[Dataset entries]
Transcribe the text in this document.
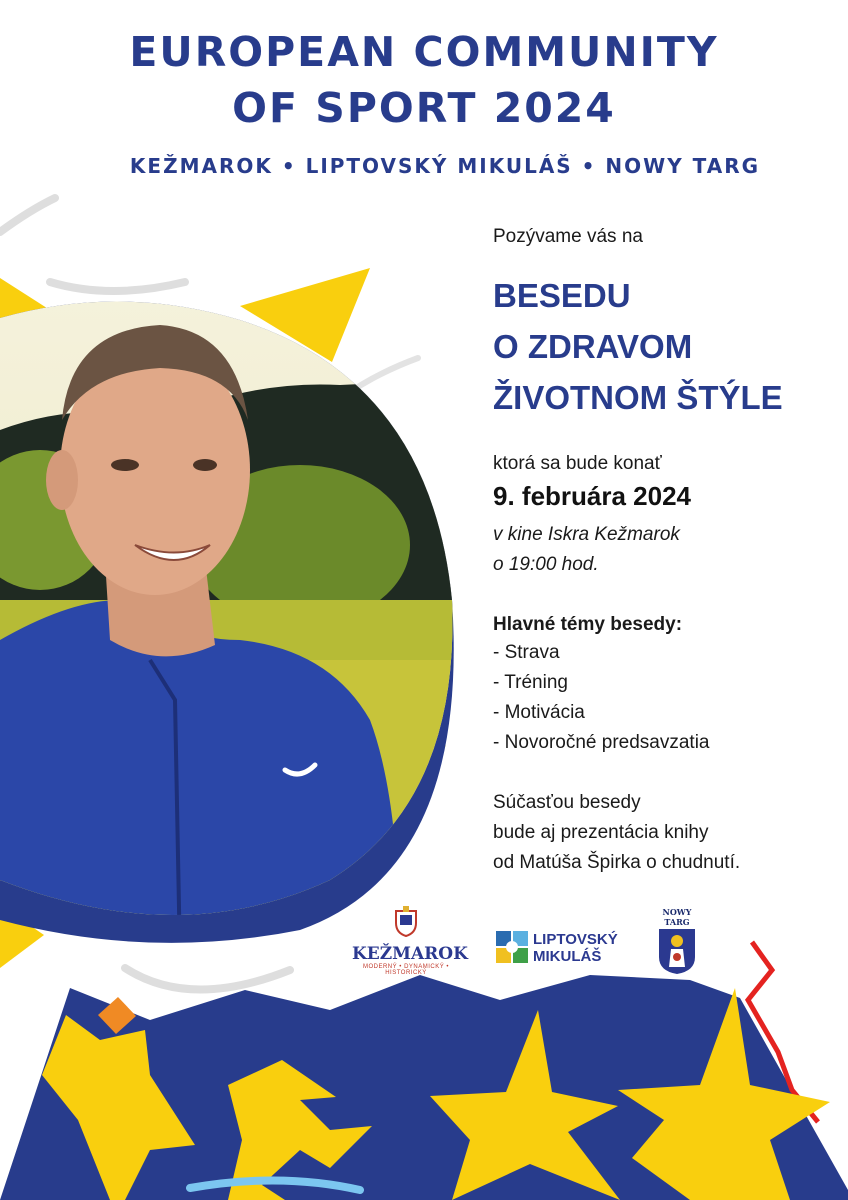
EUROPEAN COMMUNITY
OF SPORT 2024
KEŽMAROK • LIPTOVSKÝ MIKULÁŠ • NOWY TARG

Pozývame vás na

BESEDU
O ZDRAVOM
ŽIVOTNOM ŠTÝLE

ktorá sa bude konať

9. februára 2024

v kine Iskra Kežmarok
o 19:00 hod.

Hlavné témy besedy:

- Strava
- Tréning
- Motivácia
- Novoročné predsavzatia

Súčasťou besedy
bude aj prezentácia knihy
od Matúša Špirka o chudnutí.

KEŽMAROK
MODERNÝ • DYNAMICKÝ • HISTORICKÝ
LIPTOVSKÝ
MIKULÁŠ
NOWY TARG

---

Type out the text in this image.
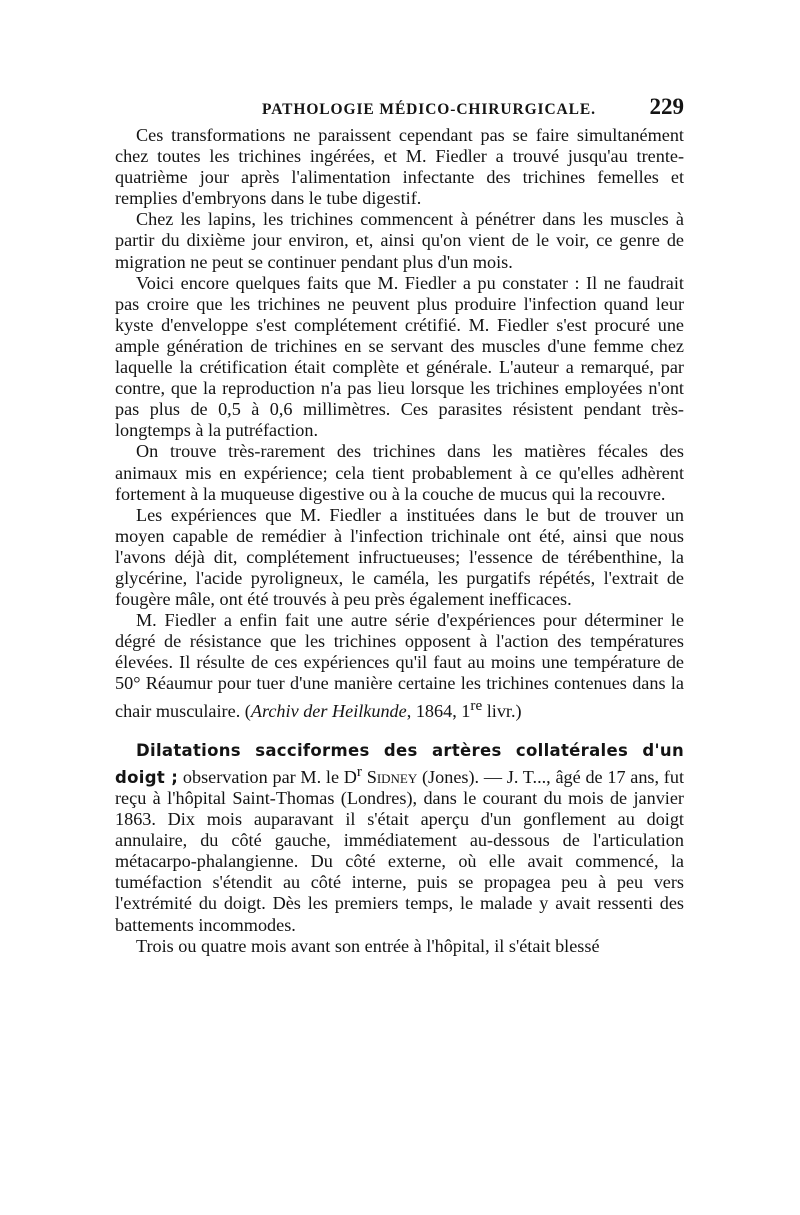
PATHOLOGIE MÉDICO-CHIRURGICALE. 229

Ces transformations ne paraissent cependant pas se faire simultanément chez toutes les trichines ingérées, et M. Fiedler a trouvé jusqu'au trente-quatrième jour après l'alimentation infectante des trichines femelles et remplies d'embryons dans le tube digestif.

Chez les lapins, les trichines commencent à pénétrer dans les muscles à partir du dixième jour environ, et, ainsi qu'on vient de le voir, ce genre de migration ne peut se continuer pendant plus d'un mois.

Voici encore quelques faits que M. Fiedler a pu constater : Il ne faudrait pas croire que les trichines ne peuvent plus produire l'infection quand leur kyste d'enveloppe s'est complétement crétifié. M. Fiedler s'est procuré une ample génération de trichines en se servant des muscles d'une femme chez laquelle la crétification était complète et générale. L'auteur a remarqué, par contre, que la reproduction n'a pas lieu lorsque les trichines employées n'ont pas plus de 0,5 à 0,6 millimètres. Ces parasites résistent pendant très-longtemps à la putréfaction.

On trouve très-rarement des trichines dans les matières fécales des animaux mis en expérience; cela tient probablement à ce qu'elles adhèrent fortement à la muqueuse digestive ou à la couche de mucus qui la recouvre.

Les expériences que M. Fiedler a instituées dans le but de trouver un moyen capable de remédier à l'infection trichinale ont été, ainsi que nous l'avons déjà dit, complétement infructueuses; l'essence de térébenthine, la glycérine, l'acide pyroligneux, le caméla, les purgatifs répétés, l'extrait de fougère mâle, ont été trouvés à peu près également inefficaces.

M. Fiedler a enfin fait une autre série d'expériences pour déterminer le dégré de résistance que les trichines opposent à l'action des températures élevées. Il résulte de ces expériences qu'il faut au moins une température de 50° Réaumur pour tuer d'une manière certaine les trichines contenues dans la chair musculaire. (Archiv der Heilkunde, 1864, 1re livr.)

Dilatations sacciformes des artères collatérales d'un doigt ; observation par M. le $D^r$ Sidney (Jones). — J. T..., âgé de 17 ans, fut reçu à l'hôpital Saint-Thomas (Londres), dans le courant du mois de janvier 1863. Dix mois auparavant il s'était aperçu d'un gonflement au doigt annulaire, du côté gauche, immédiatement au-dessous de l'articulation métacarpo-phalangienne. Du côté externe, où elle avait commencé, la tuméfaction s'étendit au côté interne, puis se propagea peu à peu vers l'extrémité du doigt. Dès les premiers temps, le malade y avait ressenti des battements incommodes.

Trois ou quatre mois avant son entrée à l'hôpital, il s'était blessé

Task statement:
Using the records above, list each line that includes "Fiedler".

Finished task:
Ces transformations ne paraissent cependant pas se faire simultanément chez toutes les trichines ingérées, et M. Fiedler a trouvé jusqu'au trente-quatrième jour après l'alimentation infectante des trichines femelles et remplies d'embryons dans le tube digestif.
Voici encore quelques faits que M. Fiedler a pu constater : Il ne faudrait pas croire que les trichines ne peuvent plus produire l'infection quand leur kyste d'enveloppe s'est complétement crétifié. M. Fiedler s'est procuré une ample génération de trichines en se servant des muscles d'une femme chez laquelle la crétification était complète et générale. L'auteur a remarqué, par contre, que la reproduction n'a pas lieu lorsque les trichines employées n'ont pas plus de 0,5 à 0,6 millimètres. Ces parasites résistent pendant très-longtemps à la putréfaction.
Les expériences que M. Fiedler a instituées dans le but de trouver un moyen capable de remédier à l'infection trichinale ont été, ainsi que nous l'avons déjà dit, complétement infructueuses; l'essence de térébenthine, la glycérine, l'acide pyroligneux, le caméla, les purgatifs répétés, l'extrait de fougère mâle, ont été trouvés à peu près également inefficaces.
M. Fiedler a enfin fait une autre série d'expériences pour déterminer le dégré de résistance que les trichines opposent à l'action des températures élevées. Il résulte de ces expériences qu'il faut au moins une température de 50° Réaumur pour tuer d'une manière certaine les trichines contenues dans la chair musculaire. (Archiv der Heilkunde, 1864, 1re livr.)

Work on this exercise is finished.